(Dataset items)
------------------------------------------------

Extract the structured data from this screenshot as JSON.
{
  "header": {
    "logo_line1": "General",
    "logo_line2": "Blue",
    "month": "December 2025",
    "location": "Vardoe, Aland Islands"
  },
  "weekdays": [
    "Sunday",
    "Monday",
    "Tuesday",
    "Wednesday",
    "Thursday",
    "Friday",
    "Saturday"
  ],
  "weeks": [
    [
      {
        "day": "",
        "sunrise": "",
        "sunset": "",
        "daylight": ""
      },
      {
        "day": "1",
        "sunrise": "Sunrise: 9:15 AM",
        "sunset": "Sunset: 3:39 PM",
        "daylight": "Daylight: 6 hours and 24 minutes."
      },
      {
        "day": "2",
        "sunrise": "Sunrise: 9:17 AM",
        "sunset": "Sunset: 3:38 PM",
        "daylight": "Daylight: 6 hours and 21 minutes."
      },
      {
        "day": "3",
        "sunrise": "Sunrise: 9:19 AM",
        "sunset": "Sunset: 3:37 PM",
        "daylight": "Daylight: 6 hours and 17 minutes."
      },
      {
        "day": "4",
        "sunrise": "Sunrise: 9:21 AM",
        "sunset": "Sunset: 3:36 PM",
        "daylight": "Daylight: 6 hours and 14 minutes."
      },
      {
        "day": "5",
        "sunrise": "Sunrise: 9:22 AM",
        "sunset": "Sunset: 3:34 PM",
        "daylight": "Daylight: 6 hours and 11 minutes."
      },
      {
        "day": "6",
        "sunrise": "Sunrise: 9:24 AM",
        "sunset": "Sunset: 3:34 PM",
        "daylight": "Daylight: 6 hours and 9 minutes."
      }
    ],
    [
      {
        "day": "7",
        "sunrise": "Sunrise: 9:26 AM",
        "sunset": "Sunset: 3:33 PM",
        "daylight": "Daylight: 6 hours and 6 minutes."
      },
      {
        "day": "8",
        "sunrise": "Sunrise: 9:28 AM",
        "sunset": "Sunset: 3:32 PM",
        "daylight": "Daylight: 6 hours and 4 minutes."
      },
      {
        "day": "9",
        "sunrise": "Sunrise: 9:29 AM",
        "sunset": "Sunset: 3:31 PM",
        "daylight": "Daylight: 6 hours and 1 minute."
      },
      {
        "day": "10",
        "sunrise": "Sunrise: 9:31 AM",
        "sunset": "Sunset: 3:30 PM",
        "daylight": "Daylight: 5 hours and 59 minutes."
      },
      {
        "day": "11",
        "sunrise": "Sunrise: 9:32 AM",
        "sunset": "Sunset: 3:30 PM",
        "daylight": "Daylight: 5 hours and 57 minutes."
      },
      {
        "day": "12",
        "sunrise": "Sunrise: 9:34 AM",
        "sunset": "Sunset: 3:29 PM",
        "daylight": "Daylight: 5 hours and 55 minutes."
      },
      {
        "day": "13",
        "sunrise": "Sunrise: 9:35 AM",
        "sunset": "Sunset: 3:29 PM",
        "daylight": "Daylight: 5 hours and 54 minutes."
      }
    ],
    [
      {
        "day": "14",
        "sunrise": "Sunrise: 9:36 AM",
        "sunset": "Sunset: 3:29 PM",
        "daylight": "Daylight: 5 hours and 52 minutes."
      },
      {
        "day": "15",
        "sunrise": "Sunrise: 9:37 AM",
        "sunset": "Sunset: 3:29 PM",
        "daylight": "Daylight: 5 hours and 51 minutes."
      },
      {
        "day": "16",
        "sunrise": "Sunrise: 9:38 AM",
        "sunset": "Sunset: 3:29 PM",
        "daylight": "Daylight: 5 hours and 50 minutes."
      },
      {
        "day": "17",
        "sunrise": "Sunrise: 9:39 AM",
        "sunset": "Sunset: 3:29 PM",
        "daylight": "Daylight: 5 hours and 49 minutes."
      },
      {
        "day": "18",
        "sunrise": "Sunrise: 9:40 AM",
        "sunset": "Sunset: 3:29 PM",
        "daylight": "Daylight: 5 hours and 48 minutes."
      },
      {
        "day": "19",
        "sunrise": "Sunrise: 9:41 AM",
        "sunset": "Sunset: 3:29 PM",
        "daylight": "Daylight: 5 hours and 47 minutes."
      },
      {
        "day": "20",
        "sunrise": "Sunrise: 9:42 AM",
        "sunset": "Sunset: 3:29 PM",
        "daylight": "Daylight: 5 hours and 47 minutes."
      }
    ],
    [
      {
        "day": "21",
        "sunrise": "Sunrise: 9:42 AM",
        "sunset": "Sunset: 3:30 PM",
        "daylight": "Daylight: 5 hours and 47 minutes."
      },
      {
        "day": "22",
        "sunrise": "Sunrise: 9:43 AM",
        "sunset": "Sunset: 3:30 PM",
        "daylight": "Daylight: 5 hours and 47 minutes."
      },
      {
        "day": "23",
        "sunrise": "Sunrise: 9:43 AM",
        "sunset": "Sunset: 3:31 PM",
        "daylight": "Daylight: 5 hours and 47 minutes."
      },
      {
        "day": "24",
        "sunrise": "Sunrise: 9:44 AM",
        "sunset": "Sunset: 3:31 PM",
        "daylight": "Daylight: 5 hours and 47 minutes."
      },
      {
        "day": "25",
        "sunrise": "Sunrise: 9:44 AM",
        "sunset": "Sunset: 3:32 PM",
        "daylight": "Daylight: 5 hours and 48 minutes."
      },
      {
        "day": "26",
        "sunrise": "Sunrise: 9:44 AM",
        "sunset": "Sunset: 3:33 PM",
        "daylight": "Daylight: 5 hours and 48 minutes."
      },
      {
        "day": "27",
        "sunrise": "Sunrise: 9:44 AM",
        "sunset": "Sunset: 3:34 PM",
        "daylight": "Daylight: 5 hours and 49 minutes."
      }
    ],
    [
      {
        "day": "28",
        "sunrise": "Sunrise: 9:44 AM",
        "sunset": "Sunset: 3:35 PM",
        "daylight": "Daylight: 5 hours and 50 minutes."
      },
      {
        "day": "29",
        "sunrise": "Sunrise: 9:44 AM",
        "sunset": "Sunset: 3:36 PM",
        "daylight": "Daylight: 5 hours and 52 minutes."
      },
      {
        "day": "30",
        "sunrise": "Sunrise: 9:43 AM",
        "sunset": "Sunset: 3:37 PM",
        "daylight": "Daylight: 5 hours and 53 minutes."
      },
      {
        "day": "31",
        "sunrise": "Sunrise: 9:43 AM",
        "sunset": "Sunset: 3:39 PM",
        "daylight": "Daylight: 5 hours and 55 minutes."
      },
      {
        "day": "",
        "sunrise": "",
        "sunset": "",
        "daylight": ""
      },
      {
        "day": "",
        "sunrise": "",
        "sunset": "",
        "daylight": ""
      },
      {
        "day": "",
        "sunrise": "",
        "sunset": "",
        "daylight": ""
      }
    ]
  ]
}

------------------------------------------------

What to produce => Write out every line of the material again, exactly as it reads.

Written solution =>
Extract the structured data from this screenshot as JSON.
{
  "header": {
    "logo_line1": "General",
    "logo_line2": "Blue",
    "month": "December 2025",
    "location": "Vardoe, Aland Islands"
  },
  "weekdays": [
    "Sunday",
    "Monday",
    "Tuesday",
    "Wednesday",
    "Thursday",
    "Friday",
    "Saturday"
  ],
  "weeks": [
    [
      {
        "day": "",
        "sunrise": "",
        "sunset": "",
        "daylight": ""
      },
      {
        "day": "1",
        "sunrise": "Sunrise: 9:15 AM",
        "sunset": "Sunset: 3:39 PM",
        "daylight": "Daylight: 6 hours and 24 minutes."
      },
      {
        "day": "2",
        "sunrise": "Sunrise: 9:17 AM",
        "sunset": "Sunset: 3:38 PM",
        "daylight": "Daylight: 6 hours and 21 minutes."
      },
      {
        "day": "3",
        "sunrise": "Sunrise: 9:19 AM",
        "sunset": "Sunset: 3:37 PM",
        "daylight": "Daylight: 6 hours and 17 minutes."
      },
      {
        "day": "4",
        "sunrise": "Sunrise: 9:21 AM",
        "sunset": "Sunset: 3:36 PM",
        "daylight": "Daylight: 6 hours and 14 minutes."
      },
      {
        "day": "5",
        "sunrise": "Sunrise: 9:22 AM",
        "sunset": "Sunset: 3:34 PM",
        "daylight": "Daylight: 6 hours and 11 minutes."
      },
      {
        "day": "6",
        "sunrise": "Sunrise: 9:24 AM",
        "sunset": "Sunset: 3:34 PM",
        "daylight": "Daylight: 6 hours and 9 minutes."
      }
    ],
    [
      {
        "day": "7",
        "sunrise": "Sunrise: 9:26 AM",
        "sunset": "Sunset: 3:33 PM",
        "daylight": "Daylight: 6 hours and 6 minutes."
      },
      {
        "day": "8",
        "sunrise": "Sunrise: 9:28 AM",
        "sunset": "Sunset: 3:32 PM",
        "daylight": "Daylight: 6 hours and 4 minutes."
      },
      {
        "day": "9",
        "sunrise": "Sunrise: 9:29 AM",
        "sunset": "Sunset: 3:31 PM",
        "daylight": "Daylight: 6 hours and 1 minute."
      },
      {
        "day": "10",
        "sunrise": "Sunrise: 9:31 AM",
        "sunset": "Sunset: 3:30 PM",
        "daylight": "Daylight: 5 hours and 59 minutes."
      },
      {
        "day": "11",
        "sunrise": "Sunrise: 9:32 AM",
        "sunset": "Sunset: 3:30 PM",
        "daylight": "Daylight: 5 hours and 57 minutes."
      },
      {
        "day": "12",
        "sunrise": "Sunrise: 9:34 AM",
        "sunset": "Sunset: 3:29 PM",
        "daylight": "Daylight: 5 hours and 55 minutes."
      },
      {
        "day": "13",
        "sunrise": "Sunrise: 9:35 AM",
        "sunset": "Sunset: 3:29 PM",
        "daylight": "Daylight: 5 hours and 54 minutes."
      }
    ],
    [
      {
        "day": "14",
        "sunrise": "Sunrise: 9:36 AM",
        "sunset": "Sunset: 3:29 PM",
        "daylight": "Daylight: 5 hours and 52 minutes."
      },
      {
        "day": "15",
        "sunrise": "Sunrise: 9:37 AM",
        "sunset": "Sunset: 3:29 PM",
        "daylight": "Daylight: 5 hours and 51 minutes."
      },
      {
        "day": "16",
        "sunrise": "Sunrise: 9:38 AM",
        "sunset": "Sunset: 3:29 PM",
        "daylight": "Daylight: 5 hours and 50 minutes."
      },
      {
        "day": "17",
        "sunrise": "Sunrise: 9:39 AM",
        "sunset": "Sunset: 3:29 PM",
        "daylight": "Daylight: 5 hours and 49 minutes."
      },
      {
        "day": "18",
        "sunrise": "Sunrise: 9:40 AM",
        "sunset": "Sunset: 3:29 PM",
        "daylight": "Daylight: 5 hours and 48 minutes."
      },
      {
        "day": "19",
        "sunrise": "Sunrise: 9:41 AM",
        "sunset": "Sunset: 3:29 PM",
        "daylight": "Daylight: 5 hours and 47 minutes."
      },
      {
        "day": "20",
        "sunrise": "Sunrise: 9:42 AM",
        "sunset": "Sunset: 3:29 PM",
        "daylight": "Daylight: 5 hours and 47 minutes."
      }
    ],
    [
      {
        "day": "21",
        "sunrise": "Sunrise: 9:42 AM",
        "sunset": "Sunset: 3:30 PM",
        "daylight": "Daylight: 5 hours and 47 minutes."
      },
      {
        "day": "22",
        "sunrise": "Sunrise: 9:43 AM",
        "sunset": "Sunset: 3:30 PM",
        "daylight": "Daylight: 5 hours and 47 minutes."
      },
      {
        "day": "23",
        "sunrise": "Sunrise: 9:43 AM",
        "sunset": "Sunset: 3:31 PM",
        "daylight": "Daylight: 5 hours and 47 minutes."
      },
      {
        "day": "24",
        "sunrise": "Sunrise: 9:44 AM",
        "sunset": "Sunset: 3:31 PM",
        "daylight": "Daylight: 5 hours and 47 minutes."
      },
      {
        "day": "25",
        "sunrise": "Sunrise: 9:44 AM",
        "sunset": "Sunset: 3:32 PM",
        "daylight": "Daylight: 5 hours and 48 minutes."
      },
      {
        "day": "26",
        "sunrise": "Sunrise: 9:44 AM",
        "sunset": "Sunset: 3:33 PM",
        "daylight": "Daylight: 5 hours and 48 minutes."
      },
      {
        "day": "27",
        "sunrise": "Sunrise: 9:44 AM",
        "sunset": "Sunset: 3:34 PM",
        "daylight": "Daylight: 5 hours and 49 minutes."
      }
    ],
    [
      {
        "day": "28",
        "sunrise": "Sunrise: 9:44 AM",
        "sunset": "Sunset: 3:35 PM",
        "daylight": "Daylight: 5 hours and 50 minutes."
      },
      {
        "day": "29",
        "sunrise": "Sunrise: 9:44 AM",
        "sunset": "Sunset: 3:36 PM",
        "daylight": "Daylight: 5 hours and 52 minutes."
      },
      {
        "day": "30",
        "sunrise": "Sunrise: 9:43 AM",
        "sunset": "Sunset: 3:37 PM",
        "daylight": "Daylight: 5 hours and 53 minutes."
      },
      {
        "day": "31",
        "sunrise": "Sunrise: 9:43 AM",
        "sunset": "Sunset: 3:39 PM",
        "daylight": "Daylight: 5 hours and 55 minutes."
      },
      {
        "day": "",
        "sunrise": "",
        "sunset": "",
        "daylight": ""
      },
      {
        "day": "",
        "sunrise": "",
        "sunset": "",
        "daylight": ""
      },
      {
        "day": "",
        "sunrise": "",
        "sunset": "",
        "daylight": ""
      }
    ]
  ]
}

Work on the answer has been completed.